| Description of the task |
Please rewrite the material from the line with "Patent image size: (637, 536)." to the line with "The shaft 128 is at (480, 270).", swapping "vehicle frame" for "cycle frame" and leaving everything else unchanged.

| Extracted records |
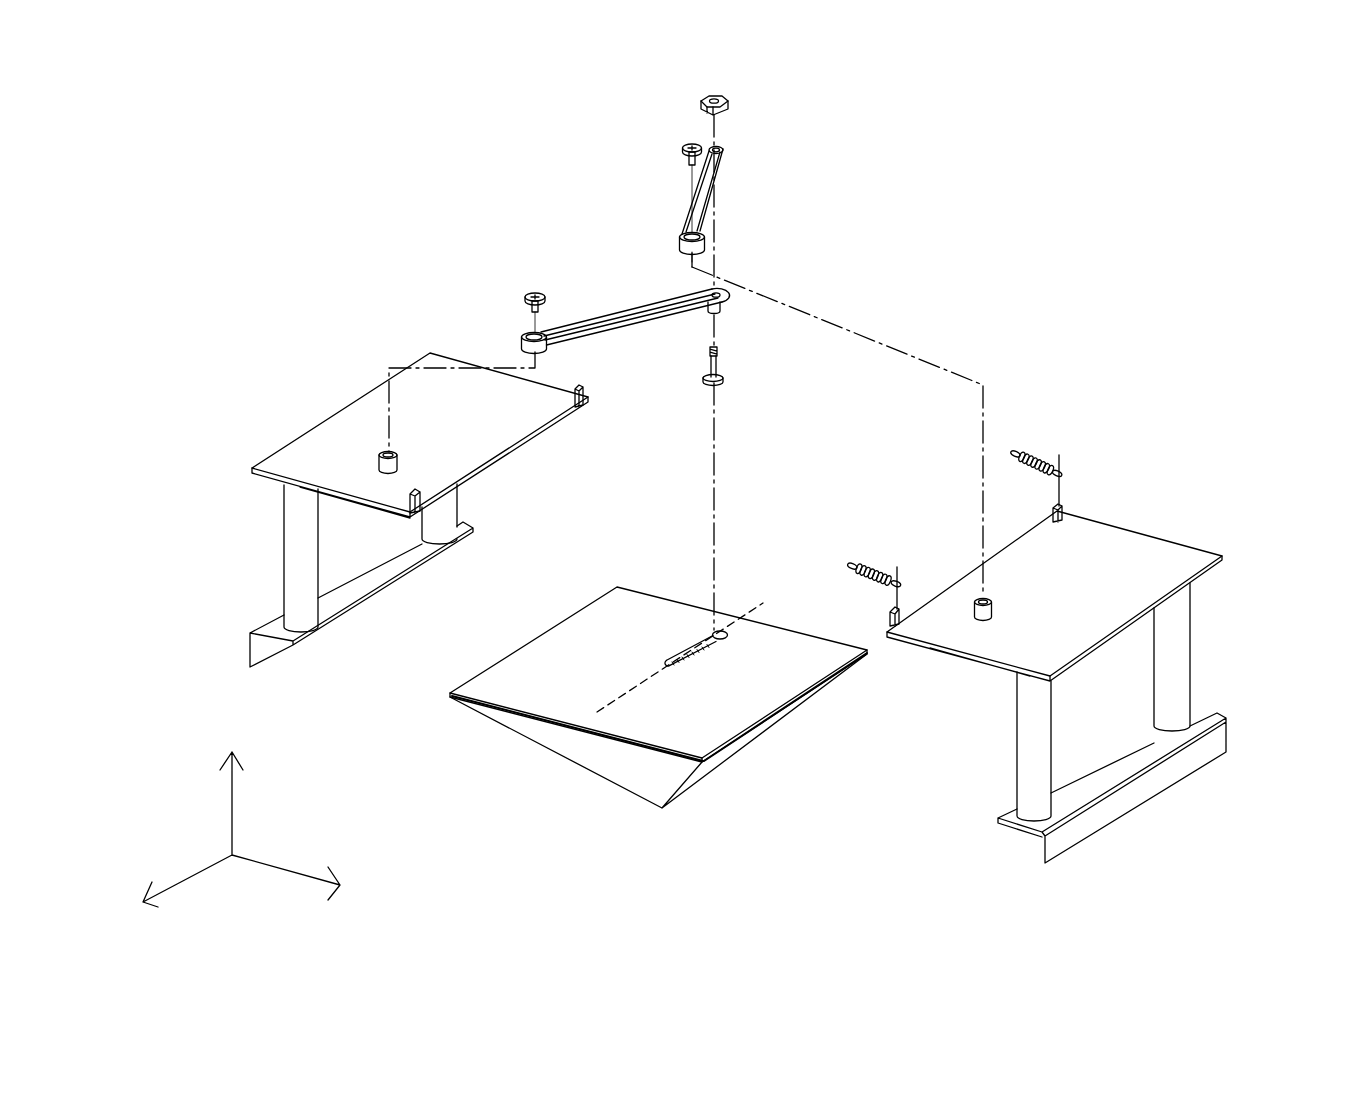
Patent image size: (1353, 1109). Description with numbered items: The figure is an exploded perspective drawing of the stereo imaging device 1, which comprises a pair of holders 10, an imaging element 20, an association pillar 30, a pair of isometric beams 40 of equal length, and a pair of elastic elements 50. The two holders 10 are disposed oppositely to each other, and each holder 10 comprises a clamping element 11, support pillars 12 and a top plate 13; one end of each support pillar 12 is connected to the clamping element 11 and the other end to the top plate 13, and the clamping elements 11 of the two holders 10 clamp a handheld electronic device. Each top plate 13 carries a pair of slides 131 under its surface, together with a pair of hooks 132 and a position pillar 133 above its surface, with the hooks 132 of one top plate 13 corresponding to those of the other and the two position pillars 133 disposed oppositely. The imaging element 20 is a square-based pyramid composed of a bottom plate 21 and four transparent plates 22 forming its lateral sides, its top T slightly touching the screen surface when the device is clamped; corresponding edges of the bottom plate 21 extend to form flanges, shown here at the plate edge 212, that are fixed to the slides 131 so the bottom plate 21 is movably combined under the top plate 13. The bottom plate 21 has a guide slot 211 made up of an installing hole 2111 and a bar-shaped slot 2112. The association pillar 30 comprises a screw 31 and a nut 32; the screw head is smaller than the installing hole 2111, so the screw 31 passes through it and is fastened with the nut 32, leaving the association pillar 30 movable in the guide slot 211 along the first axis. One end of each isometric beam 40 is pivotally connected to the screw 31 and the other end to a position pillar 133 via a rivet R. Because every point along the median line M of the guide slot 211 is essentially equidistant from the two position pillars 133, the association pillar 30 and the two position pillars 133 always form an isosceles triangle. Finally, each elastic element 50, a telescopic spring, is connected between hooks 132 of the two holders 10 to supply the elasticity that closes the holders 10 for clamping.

==

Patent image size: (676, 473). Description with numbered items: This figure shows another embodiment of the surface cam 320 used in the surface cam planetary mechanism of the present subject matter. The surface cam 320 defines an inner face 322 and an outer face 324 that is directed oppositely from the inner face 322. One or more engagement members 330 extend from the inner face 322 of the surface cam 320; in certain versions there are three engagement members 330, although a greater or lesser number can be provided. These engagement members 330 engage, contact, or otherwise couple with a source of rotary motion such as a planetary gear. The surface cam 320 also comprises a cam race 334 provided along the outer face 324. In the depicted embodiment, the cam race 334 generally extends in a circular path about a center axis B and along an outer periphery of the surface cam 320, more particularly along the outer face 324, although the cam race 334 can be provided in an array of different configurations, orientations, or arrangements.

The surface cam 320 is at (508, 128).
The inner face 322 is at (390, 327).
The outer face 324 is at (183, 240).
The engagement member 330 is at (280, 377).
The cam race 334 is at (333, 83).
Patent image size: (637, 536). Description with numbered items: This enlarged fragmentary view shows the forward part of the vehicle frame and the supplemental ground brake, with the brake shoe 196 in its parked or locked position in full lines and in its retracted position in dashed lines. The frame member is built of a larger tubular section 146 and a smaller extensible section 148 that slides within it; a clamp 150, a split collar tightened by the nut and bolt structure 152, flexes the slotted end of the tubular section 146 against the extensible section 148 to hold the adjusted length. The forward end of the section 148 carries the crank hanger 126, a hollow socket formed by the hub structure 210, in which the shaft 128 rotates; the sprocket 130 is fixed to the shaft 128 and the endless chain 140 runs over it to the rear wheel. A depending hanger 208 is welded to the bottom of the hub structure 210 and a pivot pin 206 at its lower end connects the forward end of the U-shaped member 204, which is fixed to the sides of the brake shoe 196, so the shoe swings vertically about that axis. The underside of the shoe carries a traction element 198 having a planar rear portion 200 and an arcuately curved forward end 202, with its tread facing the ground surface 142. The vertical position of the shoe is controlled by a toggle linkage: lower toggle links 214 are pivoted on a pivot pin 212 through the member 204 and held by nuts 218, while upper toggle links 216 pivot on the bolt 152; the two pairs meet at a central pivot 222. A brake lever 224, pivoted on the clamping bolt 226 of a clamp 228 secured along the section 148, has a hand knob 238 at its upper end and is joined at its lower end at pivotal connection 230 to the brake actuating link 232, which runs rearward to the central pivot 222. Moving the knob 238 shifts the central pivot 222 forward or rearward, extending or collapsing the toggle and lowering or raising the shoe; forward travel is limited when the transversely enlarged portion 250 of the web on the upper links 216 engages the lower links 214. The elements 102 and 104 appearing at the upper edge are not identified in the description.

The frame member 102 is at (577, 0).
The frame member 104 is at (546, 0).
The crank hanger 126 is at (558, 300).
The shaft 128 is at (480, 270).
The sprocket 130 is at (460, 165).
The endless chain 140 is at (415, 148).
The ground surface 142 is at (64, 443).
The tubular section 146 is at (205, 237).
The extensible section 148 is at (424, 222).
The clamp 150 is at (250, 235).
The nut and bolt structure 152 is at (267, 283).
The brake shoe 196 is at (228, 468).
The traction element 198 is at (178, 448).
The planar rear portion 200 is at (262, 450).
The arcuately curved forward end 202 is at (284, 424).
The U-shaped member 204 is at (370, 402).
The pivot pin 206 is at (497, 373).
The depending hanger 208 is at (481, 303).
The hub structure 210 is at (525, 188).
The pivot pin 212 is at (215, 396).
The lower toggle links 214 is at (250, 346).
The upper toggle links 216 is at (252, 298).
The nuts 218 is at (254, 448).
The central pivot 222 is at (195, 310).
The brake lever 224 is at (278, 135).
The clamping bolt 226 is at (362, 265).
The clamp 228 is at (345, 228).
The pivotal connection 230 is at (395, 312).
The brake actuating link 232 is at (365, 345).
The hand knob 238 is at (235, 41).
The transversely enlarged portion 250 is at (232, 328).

| Task response |
Patent image size: (637, 536). Description with numbered items: This enlarged fragmentary view shows the forward part of the cycle frame and the supplemental ground brake, with the brake shoe 196 in its parked or locked position in full lines and in its retracted position in dashed lines. The frame member is built of a larger tubular section 146 and a smaller extensible section 148 that slides within it; a clamp 150, a split collar tightened by the nut and bolt structure 152, flexes the slotted end of the tubular section 146 against the extensible section 148 to hold the adjusted length. The forward end of the section 148 carries the crank hanger 126, a hollow socket formed by the hub structure 210, in which the shaft 128 rotates; the sprocket 130 is fixed to the shaft 128 and the endless chain 140 runs over it to the rear wheel. A depending hanger 208 is welded to the bottom of the hub structure 210 and a pivot pin 206 at its lower end connects the forward end of the U-shaped member 204, which is fixed to the sides of the brake shoe 196, so the shoe swings vertically about that axis. The underside of the shoe carries a traction element 198 having a planar rear portion 200 and an arcuately curved forward end 202, with its tread facing the ground surface 142. The vertical position of the shoe is controlled by a toggle linkage: lower toggle links 214 are pivoted on a pivot pin 212 through the member 204 and held by nuts 218, while upper toggle links 216 pivot on the bolt 152; the two pairs meet at a central pivot 222. A brake lever 224, pivoted on the clamping bolt 226 of a clamp 228 secured along the section 148, has a hand knob 238 at its upper end and is joined at its lower end at pivotal connection 230 to the brake actuating link 232, which runs rearward to the central pivot 222. Moving the knob 238 shifts the central pivot 222 forward or rearward, extending or collapsing the toggle and lowering or raising the shoe; forward travel is limited when the transversely enlarged portion 250 of the web on the upper links 216 engages the lower links 214. The elements 102 and 104 appearing at the upper edge are not identified in the description.

The frame member 102 is at (577, 0).
The frame member 104 is at (546, 0).
The crank hanger 126 is at (558, 300).
The shaft 128 is at (480, 270).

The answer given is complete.